*WORK INSTRUCTIONS*:
Every record below should be printed exactly as given.

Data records
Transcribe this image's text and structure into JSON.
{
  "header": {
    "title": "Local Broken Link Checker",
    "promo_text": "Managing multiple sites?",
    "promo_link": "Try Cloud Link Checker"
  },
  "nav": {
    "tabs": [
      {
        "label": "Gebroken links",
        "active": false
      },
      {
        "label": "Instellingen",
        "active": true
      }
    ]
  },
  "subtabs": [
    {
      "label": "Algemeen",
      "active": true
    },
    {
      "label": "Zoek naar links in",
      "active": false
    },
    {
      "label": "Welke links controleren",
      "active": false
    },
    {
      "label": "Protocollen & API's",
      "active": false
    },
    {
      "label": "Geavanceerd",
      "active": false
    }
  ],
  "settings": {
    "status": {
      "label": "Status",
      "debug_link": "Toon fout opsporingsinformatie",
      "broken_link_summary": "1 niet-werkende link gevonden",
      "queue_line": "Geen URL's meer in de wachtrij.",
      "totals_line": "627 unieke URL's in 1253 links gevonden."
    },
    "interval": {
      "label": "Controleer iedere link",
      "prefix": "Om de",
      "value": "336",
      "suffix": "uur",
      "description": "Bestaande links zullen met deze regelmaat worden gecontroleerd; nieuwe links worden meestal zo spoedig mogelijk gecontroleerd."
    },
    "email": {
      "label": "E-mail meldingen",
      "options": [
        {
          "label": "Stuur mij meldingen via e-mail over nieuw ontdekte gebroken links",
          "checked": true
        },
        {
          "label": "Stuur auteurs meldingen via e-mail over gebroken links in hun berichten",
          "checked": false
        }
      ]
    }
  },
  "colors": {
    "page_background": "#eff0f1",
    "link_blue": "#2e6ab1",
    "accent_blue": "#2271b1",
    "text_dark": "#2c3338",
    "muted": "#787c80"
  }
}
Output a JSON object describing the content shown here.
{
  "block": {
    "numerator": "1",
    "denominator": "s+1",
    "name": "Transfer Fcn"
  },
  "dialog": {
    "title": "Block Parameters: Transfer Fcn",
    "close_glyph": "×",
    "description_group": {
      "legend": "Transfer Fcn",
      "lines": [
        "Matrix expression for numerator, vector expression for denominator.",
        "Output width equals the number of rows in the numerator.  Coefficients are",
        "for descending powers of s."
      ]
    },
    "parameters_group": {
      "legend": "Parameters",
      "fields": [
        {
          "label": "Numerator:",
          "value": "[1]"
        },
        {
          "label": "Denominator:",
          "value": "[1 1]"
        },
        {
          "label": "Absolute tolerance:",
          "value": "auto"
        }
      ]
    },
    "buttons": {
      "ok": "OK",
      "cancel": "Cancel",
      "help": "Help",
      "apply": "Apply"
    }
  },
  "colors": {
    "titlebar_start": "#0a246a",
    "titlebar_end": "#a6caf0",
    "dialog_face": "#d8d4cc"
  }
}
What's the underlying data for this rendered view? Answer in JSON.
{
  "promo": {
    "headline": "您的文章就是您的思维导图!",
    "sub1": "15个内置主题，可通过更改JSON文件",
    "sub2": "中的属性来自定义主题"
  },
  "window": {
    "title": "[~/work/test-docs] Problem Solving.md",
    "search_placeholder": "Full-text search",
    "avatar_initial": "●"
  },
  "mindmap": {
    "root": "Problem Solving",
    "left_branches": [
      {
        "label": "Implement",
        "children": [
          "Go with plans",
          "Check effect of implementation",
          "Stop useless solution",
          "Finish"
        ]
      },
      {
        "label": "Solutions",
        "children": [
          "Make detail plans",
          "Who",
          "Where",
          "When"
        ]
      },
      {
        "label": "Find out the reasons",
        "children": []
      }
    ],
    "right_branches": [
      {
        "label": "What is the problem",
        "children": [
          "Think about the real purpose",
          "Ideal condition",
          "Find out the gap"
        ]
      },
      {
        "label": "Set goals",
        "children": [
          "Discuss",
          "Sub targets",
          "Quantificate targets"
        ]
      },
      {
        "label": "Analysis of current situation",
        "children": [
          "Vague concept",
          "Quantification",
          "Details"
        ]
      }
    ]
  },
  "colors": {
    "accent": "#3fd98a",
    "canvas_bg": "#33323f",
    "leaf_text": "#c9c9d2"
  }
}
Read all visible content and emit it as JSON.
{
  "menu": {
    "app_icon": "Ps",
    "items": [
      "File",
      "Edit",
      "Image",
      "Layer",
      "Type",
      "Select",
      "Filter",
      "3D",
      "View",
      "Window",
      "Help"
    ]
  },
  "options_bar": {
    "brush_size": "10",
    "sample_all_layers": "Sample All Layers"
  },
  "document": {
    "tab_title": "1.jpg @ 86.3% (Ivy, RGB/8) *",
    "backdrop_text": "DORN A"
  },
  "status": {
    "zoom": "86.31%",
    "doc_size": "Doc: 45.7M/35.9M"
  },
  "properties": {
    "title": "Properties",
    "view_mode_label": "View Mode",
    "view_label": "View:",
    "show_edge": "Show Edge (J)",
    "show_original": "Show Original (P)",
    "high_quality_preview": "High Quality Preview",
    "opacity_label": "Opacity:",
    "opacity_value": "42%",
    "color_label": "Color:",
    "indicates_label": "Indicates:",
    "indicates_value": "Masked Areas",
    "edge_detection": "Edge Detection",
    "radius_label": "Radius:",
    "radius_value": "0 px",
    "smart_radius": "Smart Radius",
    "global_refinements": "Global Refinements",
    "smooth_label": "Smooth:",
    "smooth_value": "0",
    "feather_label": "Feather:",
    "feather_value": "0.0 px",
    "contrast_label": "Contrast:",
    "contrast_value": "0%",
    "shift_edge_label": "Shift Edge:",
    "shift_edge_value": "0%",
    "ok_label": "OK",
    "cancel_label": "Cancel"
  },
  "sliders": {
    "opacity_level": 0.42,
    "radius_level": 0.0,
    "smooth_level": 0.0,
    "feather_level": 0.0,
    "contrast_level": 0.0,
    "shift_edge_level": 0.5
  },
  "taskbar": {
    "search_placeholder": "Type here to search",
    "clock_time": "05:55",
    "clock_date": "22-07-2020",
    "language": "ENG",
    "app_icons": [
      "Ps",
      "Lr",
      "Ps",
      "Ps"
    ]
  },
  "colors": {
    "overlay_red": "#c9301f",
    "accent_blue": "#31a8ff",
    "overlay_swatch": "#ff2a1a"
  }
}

*IN RESPONSE*:
Transcribe this image's text and structure into JSON.
{
  "header": {
    "title": "Local Broken Link Checker",
    "promo_text": "Managing multiple sites?",
    "promo_link": "Try Cloud Link Checker"
  },
  "nav": {
    "tabs": [
      {
        "label": "Gebroken links",
        "active": false
      },
      {
        "label": "Instellingen",
        "active": true
      }
    ]
  },
  "subtabs": [
    {
      "label": "Algemeen",
      "active": true
    },
    {
      "label": "Zoek naar links in",
      "active": false
    },
    {
      "label": "Welke links controleren",
      "active": false
    },
    {
      "label": "Protocollen & API's",
      "active": false
    },
    {
      "label": "Geavanceerd",
      "active": false
    }
  ],
  "settings": {
    "status": {
      "label": "Status",
      "debug_link": "Toon fout opsporingsinformatie",
      "broken_link_summary": "1 niet-werkende link gevonden",
      "queue_line": "Geen URL's meer in de wachtrij.",
      "totals_line": "627 unieke URL's in 1253 links gevonden."
    },
    "interval": {
      "label": "Controleer iedere link",
      "prefix": "Om de",
      "value": "336",
      "suffix": "uur",
      "description": "Bestaande links zullen met deze regelmaat worden gecontroleerd; nieuwe links worden meestal zo spoedig mogelijk gecontroleerd."
    },
    "email": {
      "label": "E-mail meldingen",
      "options": [
        {
          "label": "Stuur mij meldingen via e-mail over nieuw ontdekte gebroken links",
          "checked": true
        },
        {
          "label": "Stuur auteurs meldingen via e-mail over gebroken links in hun berichten",
          "checked": false
        }
      ]
    }
  },
  "colors": {
    "page_background": "#eff0f1",
    "link_blue": "#2e6ab1",
    "accent_blue": "#2271b1",
    "text_dark": "#2c3338",
    "muted": "#787c80"
  }
}
Output a JSON object describing the content shown here.
{
  "block": {
    "numerator": "1",
    "denominator": "s+1",
    "name": "Transfer Fcn"
  },
  "dialog": {
    "title": "Block Parameters: Transfer Fcn",
    "close_glyph": "×",
    "description_group": {
      "legend": "Transfer Fcn",
      "lines": [
        "Matrix expression for numerator, vector expression for denominator.",
        "Output width equals the number of rows in the numerator.  Coefficients are",
        "for descending powers of s."
      ]
    },
    "parameters_group": {
      "legend": "Parameters",
      "fields": [
        {
          "label": "Numerator:",
          "value": "[1]"
        },
        {
          "label": "Denominator:",
          "value": "[1 1]"
        },
        {
          "label": "Absolute tolerance:",
          "value": "auto"
        }
      ]
    },
    "buttons": {
      "ok": "OK",
      "cancel": "Cancel",
      "help": "Help",
      "apply": "Apply"
    }
  },
  "colors": {
    "titlebar_start": "#0a246a",
    "titlebar_end": "#a6caf0",
    "dialog_face": "#d8d4cc"
  }
}
What's the underlying data for this rendered view? Answer in JSON.
{
  "promo": {
    "headline": "您的文章就是您的思维导图!",
    "sub1": "15个内置主题，可通过更改JSON文件",
    "sub2": "中的属性来自定义主题"
  },
  "window": {
    "title": "[~/work/test-docs] Problem Solving.md",
    "search_placeholder": "Full-text search",
    "avatar_initial": "●"
  },
  "mindmap": {
    "root": "Problem Solving",
    "left_branches": [
      {
        "label": "Implement",
        "children": [
          "Go with plans",
          "Check effect of implementation",
          "Stop useless solution",
          "Finish"
        ]
      },
      {
        "label": "Solutions",
        "children": [
          "Make detail plans",
          "Who",
          "Where",
          "When"
        ]
      },
      {
        "label": "Find out the reasons",
        "children": []
      }
    ],
    "right_branches": [
      {
        "label": "What is the problem",
        "children": [
          "Think about the real purpose",
          "Ideal condition",
          "Find out the gap"
        ]
      },
      {
        "label": "Set goals",
        "children": [
          "Discuss",
          "Sub targets",
          "Quantificate targets"
        ]
      },
      {
        "label": "Analysis of current situation",
        "children": [
          "Vague concept",
          "Quantification",
          "Details"
        ]
      }
    ]
  },
  "colors": {
    "accent": "#3fd98a",
    "canvas_bg": "#33323f",
    "leaf_text": "#c9c9d2"
  }
}
Read all visible content and emit it as JSON.
{
  "menu": {
    "app_icon": "Ps",
    "items": [
      "File",
      "Edit",
      "Image",
      "Layer",
      "Type",
      "Select",
      "Filter",
      "3D",
      "View",
      "Window",
      "Help"
    ]
  },
  "options_bar": {
    "brush_size": "10",
    "sample_all_layers": "Sample All Layers"
  },
  "document": {
    "tab_title": "1.jpg @ 86.3% (Ivy, RGB/8) *",
    "backdrop_text": "DORN A"
  },
  "status": {
    "zoom": "86.31%",
    "doc_size": "Doc: 45.7M/35.9M"
  },
  "properties": {
    "title": "Properties",
    "view_mode_label": "View Mode",
    "view_label": "View:",
    "show_edge": "Show Edge (J)",
    "show_original": "Show Original (P)",
    "high_quality_preview": "High Quality Preview",
    "opacity_label": "Opacity:",
    "opacity_value": "42%",
    "color_label": "Color:",
    "indicates_label": "Indicates:",
    "indicates_value": "Masked Areas",
    "edge_detection": "Edge Detection",
    "radius_label": "Radius:",
    "radius_value": "0 px",
    "smart_radius": "Smart Radius",
    "global_refinements": "Global Refinements",
    "smooth_label": "Smooth:",
    "smooth_value": "0",
    "feather_label": "Feather:",
    "feather_value": "0.0 px",
    "contrast_label": "Contrast:",
    "contrast_value": "0%",
    "shift_edge_label": "Shift Edge:",
    "shift_edge_value": "0%",
    "ok_label": "OK",
    "cancel_label": "Cancel"
  },
  "sliders": {
    "opacity_level": 0.42,
    "radius_level": 0.0,
    "smooth_level": 0.0,
    "feather_level": 0.0,
    "contrast_level": 0.0,
    "shift_edge_level": 0.5
  },
  "taskbar": {
    "search_placeholder": "Type here to search",
    "clock_time": "05:55",
    "clock_date": "22-07-2020",
    "language": "ENG",
    "app_icons": [
      "Ps",
      "Lr",
      "Ps",
      "Ps"
    ]
  },
  "colors": {
    "overlay_red": "#c9301f",
    "accent_blue": "#31a8ff",
    "overlay_swatch": "#ff2a1a"
  }
}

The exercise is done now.